- Aim of the task
Filter out everything except lines holding "this".
[start]
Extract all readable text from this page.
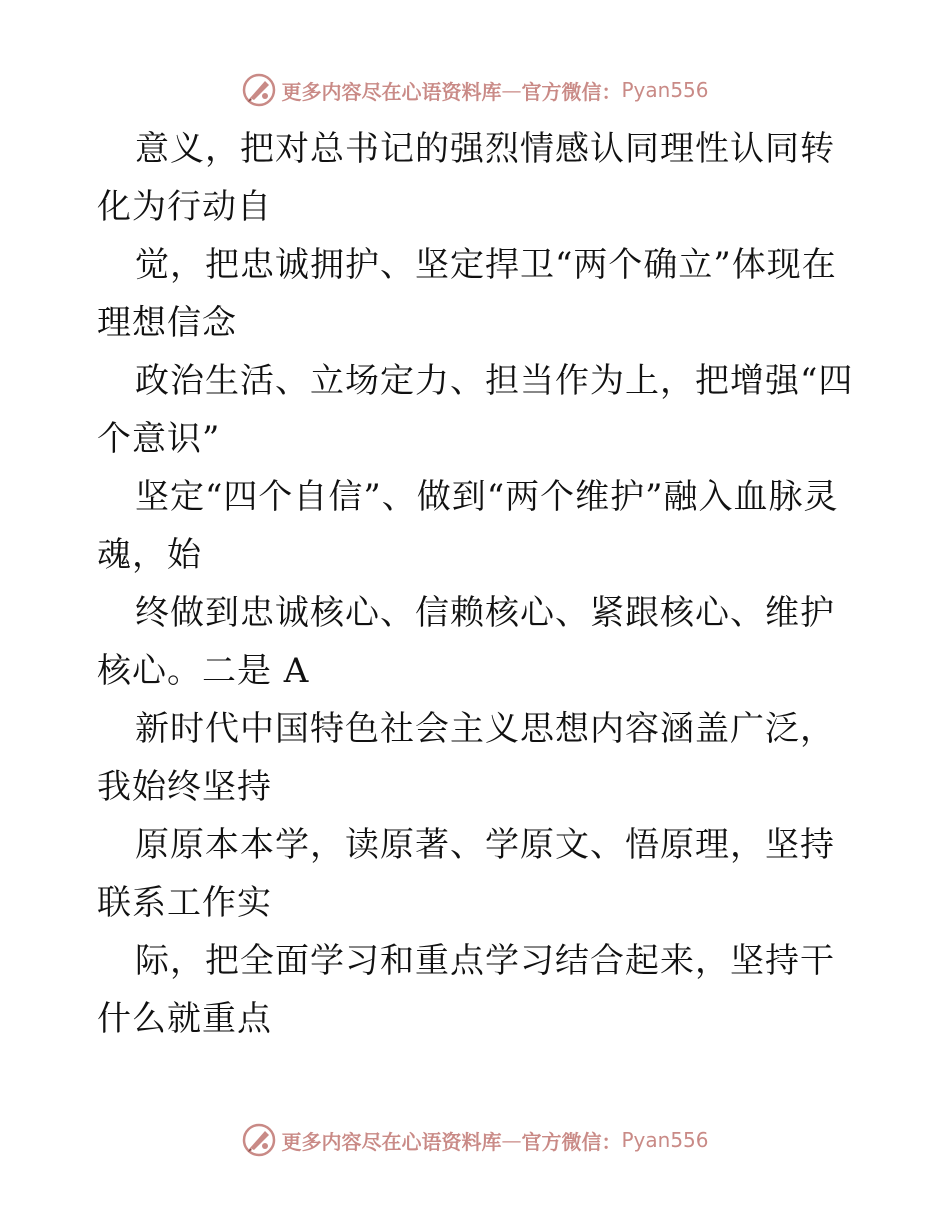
更多内容尽在心语资料库 — 官方微信： Pyan556

意义，把对总书记的强烈情感认同理性认同转化为行动自

觉，把忠诚拥护、坚定捍卫“两个确立”体现在理想信念

政治生活、立场定力、担当作为上，把增强“四个意识”

坚定“四个自信”、做到“两个维护”融入血脉灵魂，始

终做到忠诚核心、信赖核心、紧跟核心、维护核心。二是 A

新时代中国特色社会主义思想内容涵盖广泛，我始终坚持

原原本本学，读原著、学原文、悟原理，坚持联系工作实

际，把全面学习和重点学习结合起来，坚持干什么就重点

更多内容尽在心语资料库 — 官方微信： Pyan556
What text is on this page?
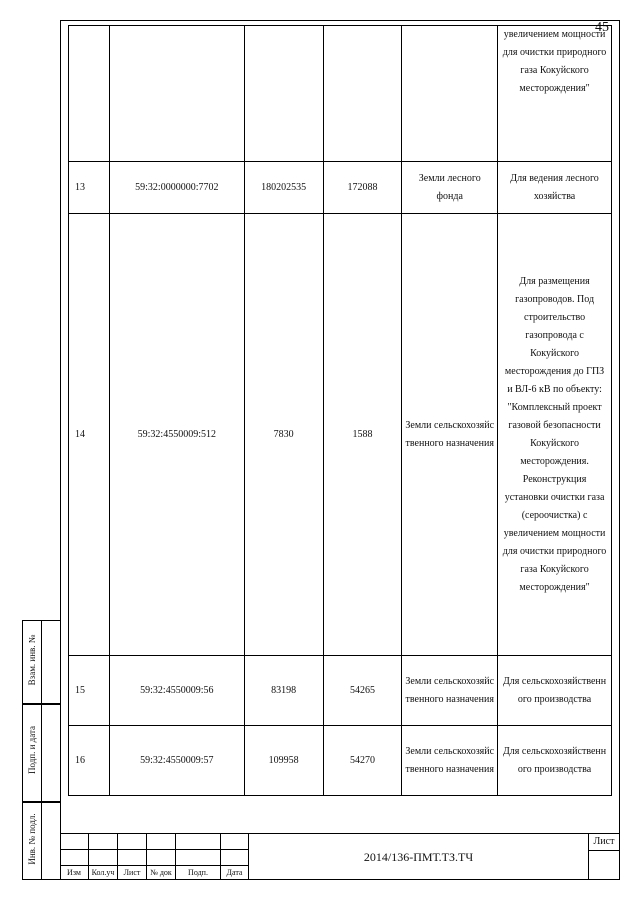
45
Взам. инв. №
Подп. и дата
Инв. № подл.
					увеличением мощности для очистки природного газа Кокуйского месторождения"
13	59:32:0000000:7702	180202535	172088	Земли лесного фонда	Для ведения лесного хозяйства
14	59:32:4550009:512	7830	1588	Земли сельскохозяйственного назначения	Для размещения газопроводов. Под строительство газопровода с Кокуйского месторождения до ГПЗ и ВЛ-6 кВ по объекту: "Комплексный проект газовой безопасности Кокуйского месторождения. Реконструкция установки очистки газа (сероочистка) с увеличением мощности для очистки природного газа Кокуйского месторождения"
15	59:32:4550009:56	83198	54265	Земли сельскохозяйственного назначения	Для сельскохозяйственного производства
16	59:32:4550009:57	109958	54270	Земли сельскохозяйственного назначения	Для сельскохозяйственного производства
Изм	Кол.уч	Лист	№ док	Подп.	Дата
2014/136-ПМТ.ТЗ.ТЧ
Лист
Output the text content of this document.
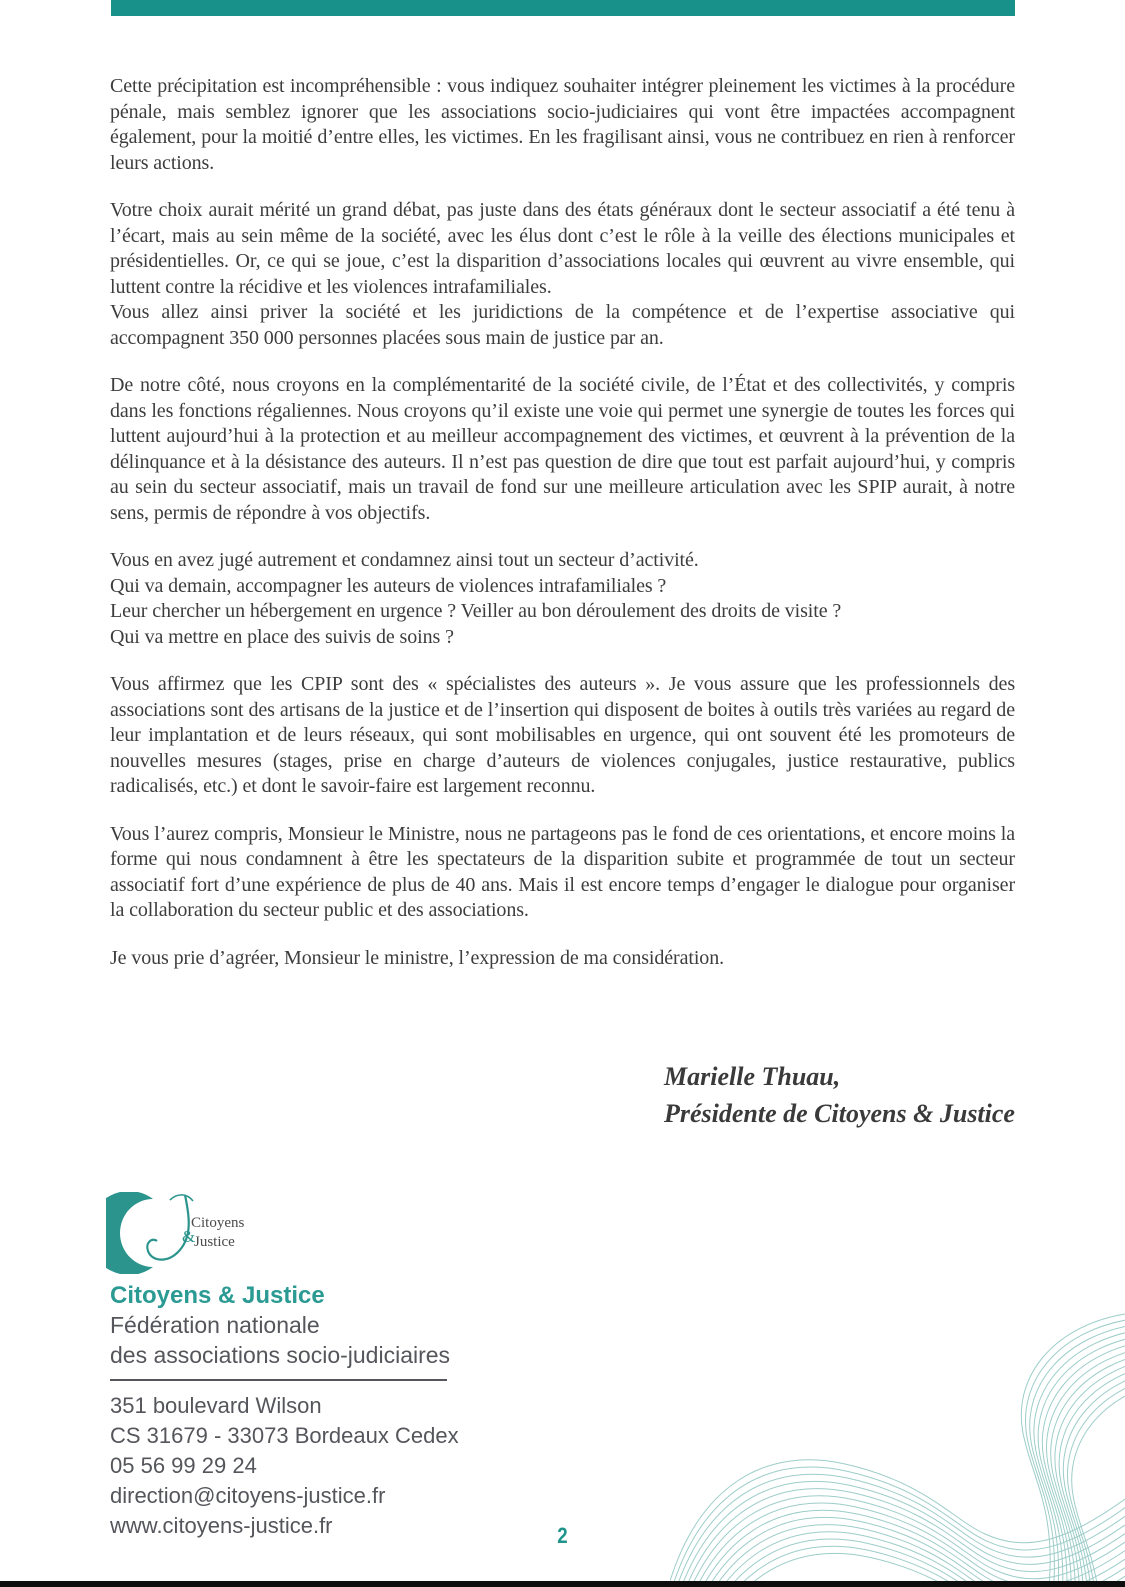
Cette précipitation est incompréhensible : vous indiquez souhaiter intégrer pleinement les victimes à la procédure pénale, mais semblez ignorer que les associations socio-judiciaires qui vont être impactées accompagnent également, pour la moitié d’entre elles, les victimes. En les fragilisant ainsi, vous ne contribuez en rien à renforcer leurs actions.

Votre choix aurait mérité un grand débat, pas juste dans des états généraux dont le secteur associatif a été tenu à l’écart, mais au sein même de la société, avec les élus dont c’est le rôle à la veille des élections municipales et présidentielles. Or, ce qui se joue, c’est la disparition d’associations locales qui œuvrent au vivre ensemble, qui luttent contre la récidive et les violences intrafamiliales.

Vous allez ainsi priver la société et les juridictions de la compétence et de l’expertise associative qui accompagnent 350 000 personnes placées sous main de justice par an.

De notre côté, nous croyons en la complémentarité de la société civile, de l’État et des collectivités, y compris dans les fonctions régaliennes. Nous croyons qu’il existe une voie qui permet une synergie de toutes les forces qui luttent aujourd’hui à la protection et au meilleur accompagnement des victimes, et œuvrent à la prévention de la délinquance et à la désistance des auteurs. Il n’est pas question de dire que tout est parfait aujourd’hui, y compris au sein du secteur associatif, mais un travail de fond sur une meilleure articulation avec les SPIP aurait, à notre sens, permis de répondre à vos objectifs.

Vous en avez jugé autrement et condamnez ainsi tout un secteur d’activité.

Qui va demain, accompagner les auteurs de violences intrafamiliales ?

Leur chercher un hébergement en urgence ? Veiller au bon déroulement des droits de visite ?

Qui va mettre en place des suivis de soins ?

Vous affirmez que les CPIP sont des « spécialistes des auteurs ». Je vous assure que les professionnels des associations sont des artisans de la justice et de l’insertion qui disposent de boites à outils très variées au regard de leur implantation et de leurs réseaux, qui sont mobilisables en urgence, qui ont souvent été les promoteurs de nouvelles mesures (stages, prise en charge d’auteurs de violences conjugales, justice restaurative, publics radicalisés, etc.) et dont le savoir-faire est largement reconnu.

Vous l’aurez compris, Monsieur le Ministre, nous ne partageons pas le fond de ces orientations, et encore moins la forme qui nous condamnent à être les spectateurs de la disparition subite et programmée de tout un secteur associatif fort d’une expérience de plus de 40 ans. Mais il est encore temps d’engager le dialogue pour organiser la collaboration du secteur public et des associations.

Je vous prie d’agréer, Monsieur le ministre, l’expression de ma considération.

Marielle Thuau,
Présidente de Citoyens & Justice
Citoyens
&
Justice
Citoyens & Justice
Fédération nationale
des associations socio-judiciaires
351 boulevard Wilson
CS 31679 - 33073 Bordeaux Cedex
05 56 99 29 24
direction@citoyens-justice.fr
www.citoyens-justice.fr	2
[end]
- Reply
Extract all readable text from this page.
What text is on this page?
Output the text content of this document.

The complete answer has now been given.